Structured figure records:

◆ ◆ ◆ ◆

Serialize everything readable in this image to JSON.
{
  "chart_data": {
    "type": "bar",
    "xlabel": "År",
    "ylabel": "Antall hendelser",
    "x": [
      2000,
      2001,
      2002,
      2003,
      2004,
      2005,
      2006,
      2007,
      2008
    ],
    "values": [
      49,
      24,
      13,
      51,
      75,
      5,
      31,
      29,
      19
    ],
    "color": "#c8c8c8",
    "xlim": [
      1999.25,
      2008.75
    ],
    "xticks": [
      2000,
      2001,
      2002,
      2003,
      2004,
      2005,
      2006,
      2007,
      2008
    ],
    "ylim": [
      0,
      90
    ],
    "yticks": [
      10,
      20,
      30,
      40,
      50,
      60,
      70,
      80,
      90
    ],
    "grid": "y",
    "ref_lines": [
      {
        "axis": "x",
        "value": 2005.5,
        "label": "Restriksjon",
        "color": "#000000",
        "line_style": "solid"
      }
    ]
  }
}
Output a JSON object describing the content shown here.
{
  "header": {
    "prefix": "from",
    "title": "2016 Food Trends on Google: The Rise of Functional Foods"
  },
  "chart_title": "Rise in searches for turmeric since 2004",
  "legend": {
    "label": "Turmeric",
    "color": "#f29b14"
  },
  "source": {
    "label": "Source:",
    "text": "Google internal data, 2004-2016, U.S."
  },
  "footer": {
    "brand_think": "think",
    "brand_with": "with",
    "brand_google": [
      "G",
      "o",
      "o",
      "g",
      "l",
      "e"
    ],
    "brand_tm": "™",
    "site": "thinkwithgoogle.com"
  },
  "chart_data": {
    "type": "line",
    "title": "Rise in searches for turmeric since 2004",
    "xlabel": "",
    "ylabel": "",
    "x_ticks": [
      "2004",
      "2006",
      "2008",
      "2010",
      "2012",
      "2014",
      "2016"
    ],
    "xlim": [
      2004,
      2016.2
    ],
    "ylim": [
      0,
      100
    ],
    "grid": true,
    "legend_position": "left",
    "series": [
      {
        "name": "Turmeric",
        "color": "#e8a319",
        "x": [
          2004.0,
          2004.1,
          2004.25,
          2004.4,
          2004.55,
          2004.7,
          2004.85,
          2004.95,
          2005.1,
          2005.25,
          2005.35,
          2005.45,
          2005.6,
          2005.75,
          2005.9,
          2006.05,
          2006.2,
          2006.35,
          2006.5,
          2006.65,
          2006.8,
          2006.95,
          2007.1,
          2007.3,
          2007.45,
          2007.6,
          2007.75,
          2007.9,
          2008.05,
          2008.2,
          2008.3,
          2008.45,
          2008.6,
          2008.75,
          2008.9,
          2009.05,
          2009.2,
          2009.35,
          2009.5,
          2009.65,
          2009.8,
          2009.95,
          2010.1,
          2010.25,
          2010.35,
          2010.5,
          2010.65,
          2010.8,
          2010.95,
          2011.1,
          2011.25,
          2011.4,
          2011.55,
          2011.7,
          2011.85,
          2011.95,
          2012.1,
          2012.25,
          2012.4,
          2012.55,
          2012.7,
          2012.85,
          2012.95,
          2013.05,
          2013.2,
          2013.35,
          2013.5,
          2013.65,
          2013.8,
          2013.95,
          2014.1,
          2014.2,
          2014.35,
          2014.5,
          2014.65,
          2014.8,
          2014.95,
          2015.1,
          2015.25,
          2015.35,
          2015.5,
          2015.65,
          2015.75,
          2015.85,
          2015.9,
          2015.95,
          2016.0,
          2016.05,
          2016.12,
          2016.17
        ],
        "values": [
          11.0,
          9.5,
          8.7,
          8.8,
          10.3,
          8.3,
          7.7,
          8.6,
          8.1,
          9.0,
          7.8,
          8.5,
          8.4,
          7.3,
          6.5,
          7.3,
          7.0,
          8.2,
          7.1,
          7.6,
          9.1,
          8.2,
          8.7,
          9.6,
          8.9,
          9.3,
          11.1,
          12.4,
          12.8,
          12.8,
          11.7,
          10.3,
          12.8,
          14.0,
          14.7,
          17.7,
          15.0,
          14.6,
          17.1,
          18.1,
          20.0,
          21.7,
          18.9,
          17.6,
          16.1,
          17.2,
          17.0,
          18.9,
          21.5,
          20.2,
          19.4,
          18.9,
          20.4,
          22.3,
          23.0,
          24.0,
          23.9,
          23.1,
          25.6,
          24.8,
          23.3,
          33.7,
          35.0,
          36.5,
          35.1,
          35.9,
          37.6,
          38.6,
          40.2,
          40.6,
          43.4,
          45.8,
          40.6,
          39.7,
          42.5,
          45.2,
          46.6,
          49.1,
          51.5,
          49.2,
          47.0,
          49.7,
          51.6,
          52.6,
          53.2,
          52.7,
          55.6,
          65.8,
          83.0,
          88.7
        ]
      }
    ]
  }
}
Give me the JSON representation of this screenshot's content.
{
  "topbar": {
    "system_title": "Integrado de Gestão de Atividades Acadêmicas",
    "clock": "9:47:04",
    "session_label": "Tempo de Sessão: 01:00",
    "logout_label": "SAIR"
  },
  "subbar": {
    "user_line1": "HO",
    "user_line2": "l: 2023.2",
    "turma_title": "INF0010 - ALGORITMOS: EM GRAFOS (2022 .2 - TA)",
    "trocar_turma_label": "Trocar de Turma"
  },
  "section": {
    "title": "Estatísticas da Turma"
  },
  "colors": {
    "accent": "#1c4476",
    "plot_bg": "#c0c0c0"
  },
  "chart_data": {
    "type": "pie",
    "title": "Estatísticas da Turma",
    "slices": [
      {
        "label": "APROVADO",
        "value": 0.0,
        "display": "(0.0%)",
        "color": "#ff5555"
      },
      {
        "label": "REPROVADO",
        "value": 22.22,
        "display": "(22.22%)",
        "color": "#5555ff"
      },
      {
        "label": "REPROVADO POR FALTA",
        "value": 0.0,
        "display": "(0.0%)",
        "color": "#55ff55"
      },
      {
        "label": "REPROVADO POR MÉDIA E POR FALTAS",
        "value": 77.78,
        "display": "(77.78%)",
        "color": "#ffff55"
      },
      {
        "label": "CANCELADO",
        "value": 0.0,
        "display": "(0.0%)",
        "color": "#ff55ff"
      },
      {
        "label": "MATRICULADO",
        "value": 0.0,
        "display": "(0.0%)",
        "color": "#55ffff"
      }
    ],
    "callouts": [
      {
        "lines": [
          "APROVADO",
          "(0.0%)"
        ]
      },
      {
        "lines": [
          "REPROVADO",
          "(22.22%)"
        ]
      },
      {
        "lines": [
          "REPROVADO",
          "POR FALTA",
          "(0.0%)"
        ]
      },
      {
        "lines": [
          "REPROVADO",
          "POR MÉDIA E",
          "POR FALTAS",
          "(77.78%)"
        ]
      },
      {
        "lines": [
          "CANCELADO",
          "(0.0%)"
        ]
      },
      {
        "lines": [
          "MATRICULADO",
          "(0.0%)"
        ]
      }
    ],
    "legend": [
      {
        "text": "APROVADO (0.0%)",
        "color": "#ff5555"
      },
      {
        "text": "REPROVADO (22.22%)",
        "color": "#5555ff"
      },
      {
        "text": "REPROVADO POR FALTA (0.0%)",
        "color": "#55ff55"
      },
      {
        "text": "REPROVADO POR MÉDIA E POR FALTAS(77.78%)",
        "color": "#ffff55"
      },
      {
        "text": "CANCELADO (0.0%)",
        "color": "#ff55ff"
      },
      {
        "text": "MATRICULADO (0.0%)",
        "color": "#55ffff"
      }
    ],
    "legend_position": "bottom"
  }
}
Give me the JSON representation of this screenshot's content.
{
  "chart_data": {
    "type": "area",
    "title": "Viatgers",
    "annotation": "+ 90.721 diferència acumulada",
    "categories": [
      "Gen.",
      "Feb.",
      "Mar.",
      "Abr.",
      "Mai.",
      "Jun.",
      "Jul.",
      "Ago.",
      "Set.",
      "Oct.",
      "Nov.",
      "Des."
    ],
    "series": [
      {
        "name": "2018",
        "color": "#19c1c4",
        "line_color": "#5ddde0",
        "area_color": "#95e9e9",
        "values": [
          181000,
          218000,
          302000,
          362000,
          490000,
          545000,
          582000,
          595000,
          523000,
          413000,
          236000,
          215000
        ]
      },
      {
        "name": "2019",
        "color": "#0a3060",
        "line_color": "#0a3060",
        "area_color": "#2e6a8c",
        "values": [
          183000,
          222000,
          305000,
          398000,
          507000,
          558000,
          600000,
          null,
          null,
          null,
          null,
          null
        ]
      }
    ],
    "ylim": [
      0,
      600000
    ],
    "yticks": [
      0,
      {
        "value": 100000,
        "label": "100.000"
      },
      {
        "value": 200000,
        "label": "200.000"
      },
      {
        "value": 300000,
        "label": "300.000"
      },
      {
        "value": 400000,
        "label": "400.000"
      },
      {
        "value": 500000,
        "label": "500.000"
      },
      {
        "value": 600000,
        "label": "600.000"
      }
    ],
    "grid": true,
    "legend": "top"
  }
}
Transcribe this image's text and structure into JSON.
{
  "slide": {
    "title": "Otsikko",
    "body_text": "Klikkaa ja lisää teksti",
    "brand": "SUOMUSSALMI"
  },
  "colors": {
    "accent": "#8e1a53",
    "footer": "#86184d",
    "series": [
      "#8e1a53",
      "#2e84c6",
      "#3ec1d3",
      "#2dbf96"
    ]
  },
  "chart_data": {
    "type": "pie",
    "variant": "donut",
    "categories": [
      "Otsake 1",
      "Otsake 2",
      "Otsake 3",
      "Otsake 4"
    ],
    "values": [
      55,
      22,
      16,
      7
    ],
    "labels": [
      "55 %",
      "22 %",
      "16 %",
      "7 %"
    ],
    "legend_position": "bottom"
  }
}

◆ ◆ ◆ ◆

▶ _Instructions to follow_: The answer consists only of the lines from the one containing "Transcribe this image's" to the end of the records, each written out exactly.

▶ _Written response_:
Transcribe this image's text and structure into JSON.
{
  "slide": {
    "title": "Otsikko",
    "body_text": "Klikkaa ja lisää teksti",
    "brand": "SUOMUSSALMI"
  },
  "colors": {
    "accent": "#8e1a53",
    "footer": "#86184d",
    "series": [
      "#8e1a53",
      "#2e84c6",
      "#3ec1d3",
      "#2dbf96"
    ]
  },
  "chart_data": {
    "type": "pie",
    "variant": "donut",
    "categories": [
      "Otsake 1",
      "Otsake 2",
      "Otsake 3",
      "Otsake 4"
    ],
    "values": [
      55,
      22,
      16,
      7
    ],
    "labels": [
      "55 %",
      "22 %",
      "16 %",
      "7 %"
    ],
    "legend_position": "bottom"
  }
}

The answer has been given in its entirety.